### The exercise
Can you reproduce the data beneath, keeping every line exact?
+++++
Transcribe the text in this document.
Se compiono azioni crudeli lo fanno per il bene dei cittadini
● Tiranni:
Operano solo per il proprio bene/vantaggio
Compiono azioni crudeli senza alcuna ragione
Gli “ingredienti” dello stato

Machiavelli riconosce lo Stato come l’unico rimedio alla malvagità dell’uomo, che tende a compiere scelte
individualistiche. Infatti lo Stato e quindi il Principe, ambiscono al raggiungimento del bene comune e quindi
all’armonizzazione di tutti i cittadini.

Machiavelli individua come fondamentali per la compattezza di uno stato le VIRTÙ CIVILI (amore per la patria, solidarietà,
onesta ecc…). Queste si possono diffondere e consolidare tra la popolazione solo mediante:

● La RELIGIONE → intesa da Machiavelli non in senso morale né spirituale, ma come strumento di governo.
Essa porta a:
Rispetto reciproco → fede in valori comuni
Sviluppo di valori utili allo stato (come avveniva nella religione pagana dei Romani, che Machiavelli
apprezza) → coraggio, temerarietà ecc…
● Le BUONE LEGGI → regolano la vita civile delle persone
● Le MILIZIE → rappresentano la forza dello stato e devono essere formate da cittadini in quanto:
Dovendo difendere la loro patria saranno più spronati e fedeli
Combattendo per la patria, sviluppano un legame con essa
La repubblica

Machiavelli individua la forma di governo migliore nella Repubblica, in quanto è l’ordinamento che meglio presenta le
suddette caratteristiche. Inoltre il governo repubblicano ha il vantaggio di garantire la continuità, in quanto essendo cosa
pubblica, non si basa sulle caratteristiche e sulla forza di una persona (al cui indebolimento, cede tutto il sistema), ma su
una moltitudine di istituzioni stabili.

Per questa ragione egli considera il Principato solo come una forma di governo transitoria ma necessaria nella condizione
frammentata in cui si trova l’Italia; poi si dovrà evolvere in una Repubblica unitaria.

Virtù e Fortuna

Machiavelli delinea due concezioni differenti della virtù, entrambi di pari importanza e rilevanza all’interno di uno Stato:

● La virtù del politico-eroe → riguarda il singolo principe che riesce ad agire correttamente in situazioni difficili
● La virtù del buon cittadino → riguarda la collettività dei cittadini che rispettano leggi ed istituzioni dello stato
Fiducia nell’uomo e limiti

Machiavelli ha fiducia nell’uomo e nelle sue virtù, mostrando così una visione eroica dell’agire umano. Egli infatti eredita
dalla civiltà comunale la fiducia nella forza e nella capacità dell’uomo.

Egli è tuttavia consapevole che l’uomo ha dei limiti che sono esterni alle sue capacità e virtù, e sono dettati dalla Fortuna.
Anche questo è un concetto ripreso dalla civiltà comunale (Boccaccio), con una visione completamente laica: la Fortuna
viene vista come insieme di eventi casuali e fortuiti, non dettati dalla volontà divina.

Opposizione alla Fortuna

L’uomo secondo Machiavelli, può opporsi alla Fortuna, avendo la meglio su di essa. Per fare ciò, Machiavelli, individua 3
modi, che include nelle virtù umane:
+++++
### The result
Transcribe the text in this document.
Se compiono azioni crudeli lo fanno per il bene dei cittadini
● Tiranni:
Operano solo per il proprio bene/vantaggio
Compiono azioni crudeli senza alcuna ragione
Gli “ingredienti” dello stato

Machiavelli riconosce lo Stato come l’unico rimedio alla malvagità dell’uomo, che tende a compiere scelte
individualistiche. Infatti lo Stato e quindi il Principe, ambiscono al raggiungimento del bene comune e quindi
all’armonizzazione di tutti i cittadini.

Machiavelli individua come fondamentali per la compattezza di uno stato le VIRTÙ CIVILI (amore per la patria, solidarietà,
onesta ecc…). Queste si possono diffondere e consolidare tra la popolazione solo mediante:

● La RELIGIONE → intesa da Machiavelli non in senso morale né spirituale, ma come strumento di governo.
Essa porta a:
Rispetto reciproco → fede in valori comuni
Sviluppo di valori utili allo stato (come avveniva nella religione pagana dei Romani, che Machiavelli
apprezza) → coraggio, temerarietà ecc…
● Le BUONE LEGGI → regolano la vita civile delle persone
● Le MILIZIE → rappresentano la forza dello stato e devono essere formate da cittadini in quanto:
Dovendo difendere la loro patria saranno più spronati e fedeli
Combattendo per la patria, sviluppano un legame con essa
La repubblica

Machiavelli individua la forma di governo migliore nella Repubblica, in quanto è l’ordinamento che meglio presenta le
suddette caratteristiche. Inoltre il governo repubblicano ha il vantaggio di garantire la continuità, in quanto essendo cosa
pubblica, non si basa sulle caratteristiche e sulla forza di una persona (al cui indebolimento, cede tutto il sistema), ma su
una moltitudine di istituzioni stabili.

Per questa ragione egli considera il Principato solo come una forma di governo transitoria ma necessaria nella condizione
frammentata in cui si trova l’Italia; poi si dovrà evolvere in una Repubblica unitaria.

Virtù e Fortuna

Machiavelli delinea due concezioni differenti della virtù, entrambi di pari importanza e rilevanza all’interno di uno Stato:

● La virtù del politico-eroe → riguarda il singolo principe che riesce ad agire correttamente in situazioni difficili
● La virtù del buon cittadino → riguarda la collettività dei cittadini che rispettano leggi ed istituzioni dello stato
Fiducia nell’uomo e limiti

Machiavelli ha fiducia nell’uomo e nelle sue virtù, mostrando così una visione eroica dell’agire umano. Egli infatti eredita
dalla civiltà comunale la fiducia nella forza e nella capacità dell’uomo.

Egli è tuttavia consapevole che l’uomo ha dei limiti che sono esterni alle sue capacità e virtù, e sono dettati dalla Fortuna.
Anche questo è un concetto ripreso dalla civiltà comunale (Boccaccio), con una visione completamente laica: la Fortuna
viene vista come insieme di eventi casuali e fortuiti, non dettati dalla volontà divina.

Opposizione alla Fortuna

L’uomo secondo Machiavelli, può opporsi alla Fortuna, avendo la meglio su di essa. Per fare ciò, Machiavelli, individua 3
modi, che include nelle virtù umane:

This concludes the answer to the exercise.